#### Materials provided ####

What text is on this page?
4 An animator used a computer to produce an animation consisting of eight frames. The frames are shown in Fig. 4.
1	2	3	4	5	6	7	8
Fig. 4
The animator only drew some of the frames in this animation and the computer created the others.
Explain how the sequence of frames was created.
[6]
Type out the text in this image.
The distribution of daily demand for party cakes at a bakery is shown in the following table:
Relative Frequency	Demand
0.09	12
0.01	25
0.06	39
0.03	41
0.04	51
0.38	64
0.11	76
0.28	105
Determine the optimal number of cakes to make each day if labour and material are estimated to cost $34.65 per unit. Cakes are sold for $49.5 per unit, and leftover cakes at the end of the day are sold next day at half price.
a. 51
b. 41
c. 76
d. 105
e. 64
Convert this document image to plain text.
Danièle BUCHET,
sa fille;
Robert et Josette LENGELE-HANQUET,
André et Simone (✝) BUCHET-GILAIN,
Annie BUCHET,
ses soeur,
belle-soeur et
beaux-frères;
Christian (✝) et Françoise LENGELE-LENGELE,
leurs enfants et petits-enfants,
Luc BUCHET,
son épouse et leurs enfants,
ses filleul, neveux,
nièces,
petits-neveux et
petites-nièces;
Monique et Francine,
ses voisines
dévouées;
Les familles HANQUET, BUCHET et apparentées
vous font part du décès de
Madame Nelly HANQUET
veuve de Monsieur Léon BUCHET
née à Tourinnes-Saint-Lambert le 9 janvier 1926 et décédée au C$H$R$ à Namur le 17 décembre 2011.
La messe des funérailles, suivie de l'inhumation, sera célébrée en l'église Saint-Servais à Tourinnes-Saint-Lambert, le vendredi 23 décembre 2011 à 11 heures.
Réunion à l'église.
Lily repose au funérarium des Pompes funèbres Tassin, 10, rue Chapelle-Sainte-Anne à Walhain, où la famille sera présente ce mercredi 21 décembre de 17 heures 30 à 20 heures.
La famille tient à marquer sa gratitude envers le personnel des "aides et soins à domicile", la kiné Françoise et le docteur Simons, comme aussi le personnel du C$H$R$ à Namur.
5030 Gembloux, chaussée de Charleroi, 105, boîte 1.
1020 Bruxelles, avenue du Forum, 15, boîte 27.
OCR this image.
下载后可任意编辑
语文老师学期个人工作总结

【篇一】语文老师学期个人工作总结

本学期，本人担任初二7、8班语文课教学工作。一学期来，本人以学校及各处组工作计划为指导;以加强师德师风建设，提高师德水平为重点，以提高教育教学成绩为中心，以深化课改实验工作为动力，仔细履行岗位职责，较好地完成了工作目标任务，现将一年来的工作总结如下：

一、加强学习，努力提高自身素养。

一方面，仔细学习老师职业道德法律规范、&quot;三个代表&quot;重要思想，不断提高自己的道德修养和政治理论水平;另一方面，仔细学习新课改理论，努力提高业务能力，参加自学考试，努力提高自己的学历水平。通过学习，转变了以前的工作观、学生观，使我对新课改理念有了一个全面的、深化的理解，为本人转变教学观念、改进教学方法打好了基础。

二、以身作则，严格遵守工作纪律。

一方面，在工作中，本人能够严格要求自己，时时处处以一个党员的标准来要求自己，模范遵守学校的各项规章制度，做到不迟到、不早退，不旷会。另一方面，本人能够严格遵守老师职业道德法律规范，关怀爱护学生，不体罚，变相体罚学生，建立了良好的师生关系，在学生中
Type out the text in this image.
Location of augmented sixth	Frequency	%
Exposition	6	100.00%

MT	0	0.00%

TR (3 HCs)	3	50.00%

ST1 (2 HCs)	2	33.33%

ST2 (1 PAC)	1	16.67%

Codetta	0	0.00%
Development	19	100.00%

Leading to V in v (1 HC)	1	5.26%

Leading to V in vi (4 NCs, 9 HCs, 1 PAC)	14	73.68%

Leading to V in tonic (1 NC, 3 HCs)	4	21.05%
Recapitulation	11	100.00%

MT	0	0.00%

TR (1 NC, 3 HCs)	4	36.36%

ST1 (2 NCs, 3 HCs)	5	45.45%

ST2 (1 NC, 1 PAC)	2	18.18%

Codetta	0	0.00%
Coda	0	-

####

§ Exercise task:
Write out the entire listing exactly.

§ Full output:
What text is on this page?
4 An animator used a computer to produce an animation consisting of eight frames. The frames are shown in Fig. 4.
1	2	3	4	5	6	7	8
Fig. 4
The animator only drew some of the frames in this animation and the computer created the others.
Explain how the sequence of frames was created.
[6]
Type out the text in this image.
The distribution of daily demand for party cakes at a bakery is shown in the following table:
Relative Frequency	Demand
0.09	12
0.01	25
0.06	39
0.03	41
0.04	51
0.38	64
0.11	76
0.28	105
Determine the optimal number of cakes to make each day if labour and material are estimated to cost $34.65 per unit. Cakes are sold for $49.5 per unit, and leftover cakes at the end of the day are sold next day at half price.
a. 51
b. 41
c. 76
d. 105
e. 64
Convert this document image to plain text.
Danièle BUCHET,
sa fille;
Robert et Josette LENGELE-HANQUET,
André et Simone (✝) BUCHET-GILAIN,
Annie BUCHET,
ses soeur,
belle-soeur et
beaux-frères;
Christian (✝) et Françoise LENGELE-LENGELE,
leurs enfants et petits-enfants,
Luc BUCHET,
son épouse et leurs enfants,
ses filleul, neveux,
nièces,
petits-neveux et
petites-nièces;
Monique et Francine,
ses voisines
dévouées;
Les familles HANQUET, BUCHET et apparentées
vous font part du décès de
Madame Nelly HANQUET
veuve de Monsieur Léon BUCHET
née à Tourinnes-Saint-Lambert le 9 janvier 1926 et décédée au C$H$R$ à Namur le 17 décembre 2011.
La messe des funérailles, suivie de l'inhumation, sera célébrée en l'église Saint-Servais à Tourinnes-Saint-Lambert, le vendredi 23 décembre 2011 à 11 heures.
Réunion à l'église.
Lily repose au funérarium des Pompes funèbres Tassin, 10, rue Chapelle-Sainte-Anne à Walhain, où la famille sera présente ce mercredi 21 décembre de 17 heures 30 à 20 heures.
La famille tient à marquer sa gratitude envers le personnel des "aides et soins à domicile", la kiné Françoise et le docteur Simons, comme aussi le personnel du C$H$R$ à Namur.
5030 Gembloux, chaussée de Charleroi, 105, boîte 1.
1020 Bruxelles, avenue du Forum, 15, boîte 27.
OCR this image.
下载后可任意编辑
语文老师学期个人工作总结

【篇一】语文老师学期个人工作总结

本学期，本人担任初二7、8班语文课教学工作。一学期来，本人以学校及各处组工作计划为指导;以加强师德师风建设，提高师德水平为重点，以提高教育教学成绩为中心，以深化课改实验工作为动力，仔细履行岗位职责，较好地完成了工作目标任务，现将一年来的工作总结如下：

一、加强学习，努力提高自身素养。

一方面，仔细学习老师职业道德法律规范、&quot;三个代表&quot;重要思想，不断提高自己的道德修养和政治理论水平;另一方面，仔细学习新课改理论，努力提高业务能力，参加自学考试，努力提高自己的学历水平。通过学习，转变了以前的工作观、学生观，使我对新课改理念有了一个全面的、深化的理解，为本人转变教学观念、改进教学方法打好了基础。

二、以身作则，严格遵守工作纪律。

一方面，在工作中，本人能够严格要求自己，时时处处以一个党员的标准来要求自己，模范遵守学校的各项规章制度，做到不迟到、不早退，不旷会。另一方面，本人能够严格遵守老师职业道德法律规范，关怀爱护学生，不体罚，变相体罚学生，建立了良好的师生关系，在学生中
Type out the text in this image.
Location of augmented sixth	Frequency	%
Exposition	6	100.00%

MT	0	0.00%

TR (3 HCs)	3	50.00%

ST1 (2 HCs)	2	33.33%

ST2 (1 PAC)	1	16.67%

Codetta	0	0.00%
Development	19	100.00%

Leading to V in v (1 HC)	1	5.26%

Leading to V in vi (4 NCs, 9 HCs, 1 PAC)	14	73.68%

Leading to V in tonic (1 NC, 3 HCs)	4	21.05%
Recapitulation	11	100.00%

MT	0	0.00%

TR (1 NC, 3 HCs)	4	36.36%

ST1 (2 NCs, 3 HCs)	5	45.45%

ST2 (1 NC, 1 PAC)	2	18.18%

Codetta	0	0.00%
Coda	0	-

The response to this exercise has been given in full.